:: Your goal ::
Find every line in the records below that holds the word "Tanggal", and copy each one.
╔══
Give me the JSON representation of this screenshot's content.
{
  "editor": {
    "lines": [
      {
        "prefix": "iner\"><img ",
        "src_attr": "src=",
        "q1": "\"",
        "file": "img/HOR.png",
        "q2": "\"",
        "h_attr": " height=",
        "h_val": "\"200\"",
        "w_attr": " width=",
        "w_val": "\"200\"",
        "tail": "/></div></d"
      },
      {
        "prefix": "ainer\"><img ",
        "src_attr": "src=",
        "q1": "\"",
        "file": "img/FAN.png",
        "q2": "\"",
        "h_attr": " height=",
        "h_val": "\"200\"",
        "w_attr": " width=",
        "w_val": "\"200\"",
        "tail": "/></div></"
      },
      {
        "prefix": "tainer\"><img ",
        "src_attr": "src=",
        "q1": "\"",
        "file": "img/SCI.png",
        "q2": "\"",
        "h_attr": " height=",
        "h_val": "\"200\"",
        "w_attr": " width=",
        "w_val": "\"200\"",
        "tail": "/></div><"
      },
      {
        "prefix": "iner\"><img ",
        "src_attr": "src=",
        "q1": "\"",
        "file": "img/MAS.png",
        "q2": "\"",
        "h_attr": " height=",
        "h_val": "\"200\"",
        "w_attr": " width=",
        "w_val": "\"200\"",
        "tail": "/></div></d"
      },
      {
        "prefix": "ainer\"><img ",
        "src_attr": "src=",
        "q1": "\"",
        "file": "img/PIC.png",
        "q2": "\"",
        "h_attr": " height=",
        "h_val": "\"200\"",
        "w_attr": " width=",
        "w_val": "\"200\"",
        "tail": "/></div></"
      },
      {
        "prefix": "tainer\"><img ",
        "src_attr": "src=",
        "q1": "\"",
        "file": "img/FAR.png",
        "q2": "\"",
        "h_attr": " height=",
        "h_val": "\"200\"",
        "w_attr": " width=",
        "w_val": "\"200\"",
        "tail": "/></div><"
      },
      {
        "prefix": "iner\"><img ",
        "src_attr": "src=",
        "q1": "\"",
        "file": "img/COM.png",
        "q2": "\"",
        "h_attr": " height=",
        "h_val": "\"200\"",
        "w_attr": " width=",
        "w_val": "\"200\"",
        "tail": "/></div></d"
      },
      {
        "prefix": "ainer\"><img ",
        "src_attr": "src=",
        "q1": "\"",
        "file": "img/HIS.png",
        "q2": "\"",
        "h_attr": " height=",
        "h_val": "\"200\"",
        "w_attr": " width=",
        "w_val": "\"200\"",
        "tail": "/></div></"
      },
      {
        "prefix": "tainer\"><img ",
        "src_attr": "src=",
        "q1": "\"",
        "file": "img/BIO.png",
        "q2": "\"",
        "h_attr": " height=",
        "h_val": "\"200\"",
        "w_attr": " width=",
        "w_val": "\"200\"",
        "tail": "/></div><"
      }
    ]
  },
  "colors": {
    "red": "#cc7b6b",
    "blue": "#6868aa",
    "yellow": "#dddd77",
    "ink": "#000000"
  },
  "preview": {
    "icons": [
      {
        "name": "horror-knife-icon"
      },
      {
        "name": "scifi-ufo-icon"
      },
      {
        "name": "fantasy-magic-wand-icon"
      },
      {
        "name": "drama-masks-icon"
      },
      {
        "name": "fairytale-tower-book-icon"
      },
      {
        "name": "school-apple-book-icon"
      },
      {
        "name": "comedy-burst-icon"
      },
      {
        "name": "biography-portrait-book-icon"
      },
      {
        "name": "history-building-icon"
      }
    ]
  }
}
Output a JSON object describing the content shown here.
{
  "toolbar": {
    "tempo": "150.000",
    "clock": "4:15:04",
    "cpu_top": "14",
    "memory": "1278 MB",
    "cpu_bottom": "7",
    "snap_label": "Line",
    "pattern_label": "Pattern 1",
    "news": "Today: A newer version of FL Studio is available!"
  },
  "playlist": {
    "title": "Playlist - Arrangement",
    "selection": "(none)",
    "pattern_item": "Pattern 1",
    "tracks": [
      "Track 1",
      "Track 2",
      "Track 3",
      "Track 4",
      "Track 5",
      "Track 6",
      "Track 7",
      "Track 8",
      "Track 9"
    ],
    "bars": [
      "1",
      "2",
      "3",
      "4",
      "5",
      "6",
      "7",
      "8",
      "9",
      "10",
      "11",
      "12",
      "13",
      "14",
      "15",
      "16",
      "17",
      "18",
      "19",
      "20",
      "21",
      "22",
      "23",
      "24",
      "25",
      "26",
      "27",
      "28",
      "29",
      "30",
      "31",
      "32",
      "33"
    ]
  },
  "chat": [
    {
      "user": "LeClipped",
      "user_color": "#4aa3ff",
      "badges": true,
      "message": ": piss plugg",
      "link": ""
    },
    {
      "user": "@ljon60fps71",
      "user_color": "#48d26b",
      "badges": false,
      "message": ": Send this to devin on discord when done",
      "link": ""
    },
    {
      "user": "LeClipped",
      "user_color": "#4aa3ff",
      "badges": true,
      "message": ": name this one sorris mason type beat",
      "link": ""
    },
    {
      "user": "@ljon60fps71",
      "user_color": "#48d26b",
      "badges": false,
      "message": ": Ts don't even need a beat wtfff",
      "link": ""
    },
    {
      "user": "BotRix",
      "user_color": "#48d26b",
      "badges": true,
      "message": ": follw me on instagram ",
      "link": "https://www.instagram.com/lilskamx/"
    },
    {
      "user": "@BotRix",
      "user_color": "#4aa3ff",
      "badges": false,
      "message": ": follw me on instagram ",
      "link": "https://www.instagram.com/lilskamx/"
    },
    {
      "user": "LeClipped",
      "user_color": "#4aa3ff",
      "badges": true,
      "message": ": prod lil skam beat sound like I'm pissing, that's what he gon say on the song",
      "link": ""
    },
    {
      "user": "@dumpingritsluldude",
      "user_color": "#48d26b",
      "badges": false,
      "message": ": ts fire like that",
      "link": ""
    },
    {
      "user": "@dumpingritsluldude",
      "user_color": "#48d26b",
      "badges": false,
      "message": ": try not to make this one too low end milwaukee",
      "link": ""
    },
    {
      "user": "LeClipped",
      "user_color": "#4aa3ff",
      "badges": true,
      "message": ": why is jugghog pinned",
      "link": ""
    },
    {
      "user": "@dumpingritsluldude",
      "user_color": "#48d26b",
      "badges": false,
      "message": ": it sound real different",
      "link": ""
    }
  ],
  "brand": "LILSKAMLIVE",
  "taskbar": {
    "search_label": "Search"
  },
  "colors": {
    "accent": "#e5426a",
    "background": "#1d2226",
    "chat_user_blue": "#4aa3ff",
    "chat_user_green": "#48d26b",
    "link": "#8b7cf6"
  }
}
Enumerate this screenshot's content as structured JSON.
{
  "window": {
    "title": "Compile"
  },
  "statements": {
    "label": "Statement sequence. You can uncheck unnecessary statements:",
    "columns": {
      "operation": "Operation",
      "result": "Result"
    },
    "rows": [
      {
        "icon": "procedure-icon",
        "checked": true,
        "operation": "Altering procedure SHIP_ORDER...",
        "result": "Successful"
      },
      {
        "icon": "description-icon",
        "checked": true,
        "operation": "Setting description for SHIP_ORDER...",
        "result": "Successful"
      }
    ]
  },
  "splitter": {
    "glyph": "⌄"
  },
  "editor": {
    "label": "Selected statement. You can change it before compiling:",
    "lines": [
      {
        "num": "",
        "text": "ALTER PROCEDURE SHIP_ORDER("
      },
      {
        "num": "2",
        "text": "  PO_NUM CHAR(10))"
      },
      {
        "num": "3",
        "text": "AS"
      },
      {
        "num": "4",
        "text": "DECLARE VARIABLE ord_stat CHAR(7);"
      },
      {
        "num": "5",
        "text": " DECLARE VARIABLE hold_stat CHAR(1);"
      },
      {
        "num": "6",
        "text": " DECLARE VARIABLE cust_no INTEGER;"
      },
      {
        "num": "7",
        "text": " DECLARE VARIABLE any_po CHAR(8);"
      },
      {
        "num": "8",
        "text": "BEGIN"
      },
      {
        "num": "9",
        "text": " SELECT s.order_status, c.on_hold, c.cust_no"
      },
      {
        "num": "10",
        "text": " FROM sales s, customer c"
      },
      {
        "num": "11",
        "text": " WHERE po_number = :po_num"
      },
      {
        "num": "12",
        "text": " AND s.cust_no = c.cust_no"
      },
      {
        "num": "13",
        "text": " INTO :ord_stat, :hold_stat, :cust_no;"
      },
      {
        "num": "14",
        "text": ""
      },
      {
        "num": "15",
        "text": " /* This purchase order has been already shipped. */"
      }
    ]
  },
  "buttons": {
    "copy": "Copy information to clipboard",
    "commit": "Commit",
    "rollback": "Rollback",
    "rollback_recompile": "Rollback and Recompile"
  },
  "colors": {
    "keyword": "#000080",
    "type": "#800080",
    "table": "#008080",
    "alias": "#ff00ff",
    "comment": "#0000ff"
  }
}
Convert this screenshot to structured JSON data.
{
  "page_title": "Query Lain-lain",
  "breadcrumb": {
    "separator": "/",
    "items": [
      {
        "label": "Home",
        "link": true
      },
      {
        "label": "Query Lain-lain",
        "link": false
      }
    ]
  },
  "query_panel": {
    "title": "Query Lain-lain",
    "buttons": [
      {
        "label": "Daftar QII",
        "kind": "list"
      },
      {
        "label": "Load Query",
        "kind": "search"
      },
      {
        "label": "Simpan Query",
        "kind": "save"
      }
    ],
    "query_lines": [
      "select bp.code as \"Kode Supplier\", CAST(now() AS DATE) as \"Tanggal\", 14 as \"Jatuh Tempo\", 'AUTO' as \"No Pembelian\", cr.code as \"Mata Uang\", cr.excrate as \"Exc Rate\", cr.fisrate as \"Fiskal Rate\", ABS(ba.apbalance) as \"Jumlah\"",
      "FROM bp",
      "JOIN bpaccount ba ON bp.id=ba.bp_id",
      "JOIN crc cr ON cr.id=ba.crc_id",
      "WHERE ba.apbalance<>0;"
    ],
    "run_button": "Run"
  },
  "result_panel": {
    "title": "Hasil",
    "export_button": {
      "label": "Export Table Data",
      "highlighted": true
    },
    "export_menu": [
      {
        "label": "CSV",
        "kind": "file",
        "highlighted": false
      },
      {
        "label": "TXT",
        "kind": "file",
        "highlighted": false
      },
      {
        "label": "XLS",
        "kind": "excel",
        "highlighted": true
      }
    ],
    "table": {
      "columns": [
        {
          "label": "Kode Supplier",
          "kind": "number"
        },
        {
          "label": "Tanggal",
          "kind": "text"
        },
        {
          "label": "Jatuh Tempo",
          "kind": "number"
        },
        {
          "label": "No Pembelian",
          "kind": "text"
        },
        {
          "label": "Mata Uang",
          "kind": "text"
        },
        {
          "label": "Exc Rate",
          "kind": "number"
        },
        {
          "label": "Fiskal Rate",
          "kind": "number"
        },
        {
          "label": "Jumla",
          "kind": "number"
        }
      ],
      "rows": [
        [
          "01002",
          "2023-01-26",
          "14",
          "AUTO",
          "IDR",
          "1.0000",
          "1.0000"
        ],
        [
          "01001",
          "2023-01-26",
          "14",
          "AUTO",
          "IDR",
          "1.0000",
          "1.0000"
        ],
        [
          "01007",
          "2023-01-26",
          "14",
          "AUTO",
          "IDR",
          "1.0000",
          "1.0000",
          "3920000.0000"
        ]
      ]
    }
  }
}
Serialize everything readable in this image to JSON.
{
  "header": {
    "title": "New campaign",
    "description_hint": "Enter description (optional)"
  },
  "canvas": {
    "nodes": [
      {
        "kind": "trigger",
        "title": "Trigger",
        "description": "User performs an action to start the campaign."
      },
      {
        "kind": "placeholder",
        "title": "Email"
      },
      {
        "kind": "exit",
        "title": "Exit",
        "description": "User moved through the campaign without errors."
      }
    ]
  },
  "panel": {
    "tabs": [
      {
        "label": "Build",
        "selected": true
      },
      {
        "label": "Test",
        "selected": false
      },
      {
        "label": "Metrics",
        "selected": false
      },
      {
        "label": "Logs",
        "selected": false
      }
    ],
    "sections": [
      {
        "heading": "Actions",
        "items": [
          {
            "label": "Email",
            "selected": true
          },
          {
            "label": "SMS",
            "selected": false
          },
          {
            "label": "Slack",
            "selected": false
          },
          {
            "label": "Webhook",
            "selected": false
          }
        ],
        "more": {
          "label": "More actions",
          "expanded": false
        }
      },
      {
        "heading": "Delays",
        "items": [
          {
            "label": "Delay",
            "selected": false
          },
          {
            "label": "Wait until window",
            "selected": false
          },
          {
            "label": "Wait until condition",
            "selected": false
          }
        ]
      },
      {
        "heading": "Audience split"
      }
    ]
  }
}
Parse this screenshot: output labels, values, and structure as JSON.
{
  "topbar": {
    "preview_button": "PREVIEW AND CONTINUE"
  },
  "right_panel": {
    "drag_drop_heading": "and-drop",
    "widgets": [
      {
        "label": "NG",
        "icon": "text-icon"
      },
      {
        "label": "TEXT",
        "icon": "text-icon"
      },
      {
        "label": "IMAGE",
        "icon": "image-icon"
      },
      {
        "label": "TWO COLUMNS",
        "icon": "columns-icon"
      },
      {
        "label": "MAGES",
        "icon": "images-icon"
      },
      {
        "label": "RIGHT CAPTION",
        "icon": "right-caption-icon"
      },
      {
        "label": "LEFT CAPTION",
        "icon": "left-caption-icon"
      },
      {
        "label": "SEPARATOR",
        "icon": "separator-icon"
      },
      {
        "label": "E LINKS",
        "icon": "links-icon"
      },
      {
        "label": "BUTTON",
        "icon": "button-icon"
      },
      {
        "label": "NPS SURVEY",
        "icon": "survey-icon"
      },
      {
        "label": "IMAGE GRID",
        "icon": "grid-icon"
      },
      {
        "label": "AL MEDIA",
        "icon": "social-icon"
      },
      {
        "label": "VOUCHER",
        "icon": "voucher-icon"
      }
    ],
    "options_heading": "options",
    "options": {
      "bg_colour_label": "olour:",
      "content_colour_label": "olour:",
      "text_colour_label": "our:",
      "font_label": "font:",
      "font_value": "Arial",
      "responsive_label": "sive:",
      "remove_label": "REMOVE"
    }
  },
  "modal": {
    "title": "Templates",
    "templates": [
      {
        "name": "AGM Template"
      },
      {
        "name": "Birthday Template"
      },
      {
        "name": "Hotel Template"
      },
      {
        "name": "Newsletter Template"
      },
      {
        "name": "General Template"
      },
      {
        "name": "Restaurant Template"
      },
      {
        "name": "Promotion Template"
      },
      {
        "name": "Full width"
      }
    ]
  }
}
╚══
:: Final result ::
      "select bp.code as \"Kode Supplier\", CAST(now() AS DATE) as \"Tanggal\", 14 as \"Jatuh Tempo\", 'AUTO' as \"No Pembelian\", cr.code as \"Mata Uang\", cr.excrate as \"Exc Rate\", cr.fisrate as \"Fiskal Rate\", ABS(ba.apbalance) as \"Jumlah\"",
          "label": "Tanggal",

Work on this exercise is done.